Instructions for the task - Print every one of the items below, reproducing each line without any change.

Records for processing -
☆ ☆ ☆ ☆ ☆ ☆ ☆

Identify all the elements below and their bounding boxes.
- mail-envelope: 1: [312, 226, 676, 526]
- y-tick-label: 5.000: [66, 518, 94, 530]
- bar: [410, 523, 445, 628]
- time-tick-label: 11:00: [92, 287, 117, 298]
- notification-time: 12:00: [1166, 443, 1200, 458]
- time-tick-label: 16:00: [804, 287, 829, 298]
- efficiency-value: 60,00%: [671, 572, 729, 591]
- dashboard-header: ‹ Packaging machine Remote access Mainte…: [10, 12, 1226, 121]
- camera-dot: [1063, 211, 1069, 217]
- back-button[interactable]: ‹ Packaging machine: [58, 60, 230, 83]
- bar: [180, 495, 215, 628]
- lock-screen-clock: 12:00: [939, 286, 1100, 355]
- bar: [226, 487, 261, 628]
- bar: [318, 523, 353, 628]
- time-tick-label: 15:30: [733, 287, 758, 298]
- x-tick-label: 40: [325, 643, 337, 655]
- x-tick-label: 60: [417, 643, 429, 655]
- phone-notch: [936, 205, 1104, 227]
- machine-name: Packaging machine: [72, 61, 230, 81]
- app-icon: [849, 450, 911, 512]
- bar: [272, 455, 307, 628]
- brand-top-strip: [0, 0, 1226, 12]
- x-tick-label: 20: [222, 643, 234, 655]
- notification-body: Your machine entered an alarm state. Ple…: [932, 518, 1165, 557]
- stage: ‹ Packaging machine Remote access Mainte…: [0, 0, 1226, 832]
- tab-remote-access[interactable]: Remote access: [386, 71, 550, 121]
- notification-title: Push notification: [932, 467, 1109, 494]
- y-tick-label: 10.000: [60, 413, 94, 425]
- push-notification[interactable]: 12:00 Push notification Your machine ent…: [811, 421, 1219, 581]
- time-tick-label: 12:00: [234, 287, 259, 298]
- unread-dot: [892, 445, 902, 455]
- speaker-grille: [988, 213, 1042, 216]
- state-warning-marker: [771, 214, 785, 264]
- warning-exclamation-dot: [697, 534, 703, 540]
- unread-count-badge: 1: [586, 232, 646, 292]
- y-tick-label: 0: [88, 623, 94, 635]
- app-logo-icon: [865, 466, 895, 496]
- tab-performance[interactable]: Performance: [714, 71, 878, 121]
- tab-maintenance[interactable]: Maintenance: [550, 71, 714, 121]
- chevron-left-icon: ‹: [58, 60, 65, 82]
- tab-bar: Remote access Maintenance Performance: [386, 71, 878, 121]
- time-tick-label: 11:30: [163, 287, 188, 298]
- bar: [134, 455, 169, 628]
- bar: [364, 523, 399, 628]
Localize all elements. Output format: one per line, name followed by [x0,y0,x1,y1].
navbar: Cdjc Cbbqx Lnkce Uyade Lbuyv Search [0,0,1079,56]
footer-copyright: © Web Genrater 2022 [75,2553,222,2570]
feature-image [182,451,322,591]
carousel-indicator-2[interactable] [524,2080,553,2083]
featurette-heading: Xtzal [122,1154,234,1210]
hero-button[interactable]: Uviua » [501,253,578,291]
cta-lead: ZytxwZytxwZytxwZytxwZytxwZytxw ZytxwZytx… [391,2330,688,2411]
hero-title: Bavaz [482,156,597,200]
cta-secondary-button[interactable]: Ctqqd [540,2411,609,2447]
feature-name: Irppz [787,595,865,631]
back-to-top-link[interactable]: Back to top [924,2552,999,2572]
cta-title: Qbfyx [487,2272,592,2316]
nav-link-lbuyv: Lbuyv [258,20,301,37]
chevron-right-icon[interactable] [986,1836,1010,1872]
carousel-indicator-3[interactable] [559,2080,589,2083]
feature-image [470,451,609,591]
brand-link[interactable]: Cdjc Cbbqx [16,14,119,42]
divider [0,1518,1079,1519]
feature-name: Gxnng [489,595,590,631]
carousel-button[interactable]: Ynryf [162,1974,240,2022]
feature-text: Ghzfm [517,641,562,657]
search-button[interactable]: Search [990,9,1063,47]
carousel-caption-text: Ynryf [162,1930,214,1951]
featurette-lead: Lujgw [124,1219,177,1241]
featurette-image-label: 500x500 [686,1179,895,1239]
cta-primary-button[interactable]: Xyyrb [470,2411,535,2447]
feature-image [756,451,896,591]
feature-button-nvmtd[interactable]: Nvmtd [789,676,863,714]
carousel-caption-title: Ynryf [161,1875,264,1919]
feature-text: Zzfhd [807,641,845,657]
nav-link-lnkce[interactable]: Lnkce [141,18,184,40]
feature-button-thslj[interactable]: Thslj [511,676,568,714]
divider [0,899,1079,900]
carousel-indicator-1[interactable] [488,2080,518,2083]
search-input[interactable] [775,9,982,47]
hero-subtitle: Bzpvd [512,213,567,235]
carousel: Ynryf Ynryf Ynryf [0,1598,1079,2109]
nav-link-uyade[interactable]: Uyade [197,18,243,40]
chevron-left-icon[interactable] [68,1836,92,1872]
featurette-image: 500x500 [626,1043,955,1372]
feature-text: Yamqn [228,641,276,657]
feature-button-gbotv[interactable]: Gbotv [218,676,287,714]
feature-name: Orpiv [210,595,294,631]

☆ ☆ ☆ ☆ ☆ ☆ ☆

Task output -
Identify all the elements below and their bounding boxes.
- mail-envelope: 1: [312, 226, 676, 526]
- y-tick-label: 5.000: [66, 518, 94, 530]
- bar: [410, 523, 445, 628]
- time-tick-label: 11:00: [92, 287, 117, 298]
- notification-time: 12:00: [1166, 443, 1200, 458]
- time-tick-label: 16:00: [804, 287, 829, 298]
- efficiency-value: 60,00%: [671, 572, 729, 591]
- dashboard-header: ‹ Packaging machine Remote access Mainte…: [10, 12, 1226, 121]
- camera-dot: [1063, 211, 1069, 217]
- back-button[interactable]: ‹ Packaging machine: [58, 60, 230, 83]
- bar: [180, 495, 215, 628]
- lock-screen-clock: 12:00: [939, 286, 1100, 355]
- bar: [226, 487, 261, 628]
- bar: [318, 523, 353, 628]
- time-tick-label: 15:30: [733, 287, 758, 298]
- x-tick-label: 40: [325, 643, 337, 655]
- x-tick-label: 60: [417, 643, 429, 655]
- phone-notch: [936, 205, 1104, 227]
- machine-name: Packaging machine: [72, 61, 230, 81]
- app-icon: [849, 450, 911, 512]
- bar: [272, 455, 307, 628]
- brand-top-strip: [0, 0, 1226, 12]
- x-tick-label: 20: [222, 643, 234, 655]
- notification-body: Your machine entered an alarm state. Ple…: [932, 518, 1165, 557]
- stage: ‹ Packaging machine Remote access Mainte…: [0, 0, 1226, 832]
- tab-remote-access[interactable]: Remote access: [386, 71, 550, 121]
- notification-title: Push notification: [932, 467, 1109, 494]
- y-tick-label: 10.000: [60, 413, 94, 425]
- push-notification[interactable]: 12:00 Push notification Your machine ent…: [811, 421, 1219, 581]
- time-tick-label: 12:00: [234, 287, 259, 298]
- unread-dot: [892, 445, 902, 455]
- speaker-grille: [988, 213, 1042, 216]
- state-warning-marker: [771, 214, 785, 264]
- warning-exclamation-dot: [697, 534, 703, 540]
- unread-count-badge: 1: [586, 232, 646, 292]
- y-tick-label: 0: [88, 623, 94, 635]
- app-logo-icon: [865, 466, 895, 496]
- tab-performance[interactable]: Performance: [714, 71, 878, 121]
- tab-maintenance[interactable]: Maintenance: [550, 71, 714, 121]
- chevron-left-icon: ‹: [58, 60, 65, 82]
- tab-bar: Remote access Maintenance Performance: [386, 71, 878, 121]
- time-tick-label: 11:30: [163, 287, 188, 298]
- bar: [134, 455, 169, 628]
- bar: [364, 523, 399, 628]
Localize all elements. Output format: one per line, name followed by [x0,y0,x1,y1].
navbar: Cdjc Cbbqx Lnkce Uyade Lbuyv Search [0,0,1079,56]
footer-copyright: © Web Genrater 2022 [75,2553,222,2570]
feature-image [182,451,322,591]
carousel-indicator-2[interactable] [524,2080,553,2083]
featurette-heading: Xtzal [122,1154,234,1210]
hero-button[interactable]: Uviua » [501,253,578,291]
cta-lead: ZytxwZytxwZytxwZytxwZytxwZytxw ZytxwZytx… [391,2330,688,2411]
hero-title: Bavaz [482,156,597,200]
cta-secondary-button[interactable]: Ctqqd [540,2411,609,2447]
feature-name: Irppz [787,595,865,631]
back-to-top-link[interactable]: Back to top [924,2552,999,2572]
cta-title: Qbfyx [487,2272,592,2316]
nav-link-lbuyv: Lbuyv [258,20,301,37]
chevron-right-icon[interactable] [986,1836,1010,1872]
carousel-indicator-3[interactable] [559,2080,589,2083]
feature-image [470,451,609,591]
brand-link[interactable]: Cdjc Cbbqx [16,14,119,42]
divider [0,1518,1079,1519]
feature-name: Gxnng [489,595,590,631]
carousel-button[interactable]: Ynryf [162,1974,240,2022]
feature-text: Ghzfm [517,641,562,657]
search-button[interactable]: Search [990,9,1063,47]
carousel-caption-text: Ynryf [162,1930,214,1951]
featurette-lead: Lujgw [124,1219,177,1241]
featurette-image-label: 500x500 [686,1179,895,1239]
cta-primary-button[interactable]: Xyyrb [470,2411,535,2447]
feature-image [756,451,896,591]
feature-button-nvmtd[interactable]: Nvmtd [789,676,863,714]
carousel-caption-title: Ynryf [161,1875,264,1919]
feature-text: Zzfhd [807,641,845,657]
nav-link-lnkce[interactable]: Lnkce [141,18,184,40]
feature-button-thslj[interactable]: Thslj [511,676,568,714]
divider [0,899,1079,900]
carousel-indicator-1[interactable] [488,2080,518,2083]
search-input[interactable] [775,9,982,47]
hero-subtitle: Bzpvd [512,213,567,235]
carousel: Ynryf Ynryf Ynryf [0,1598,1079,2109]
nav-link-uyade[interactable]: Uyade [197,18,243,40]
chevron-left-icon[interactable] [68,1836,92,1872]
featurette-image: 500x500 [626,1043,955,1372]
feature-text: Yamqn [228,641,276,657]
feature-button-gbotv[interactable]: Gbotv [218,676,287,714]
feature-name: Orpiv [210,595,294,631]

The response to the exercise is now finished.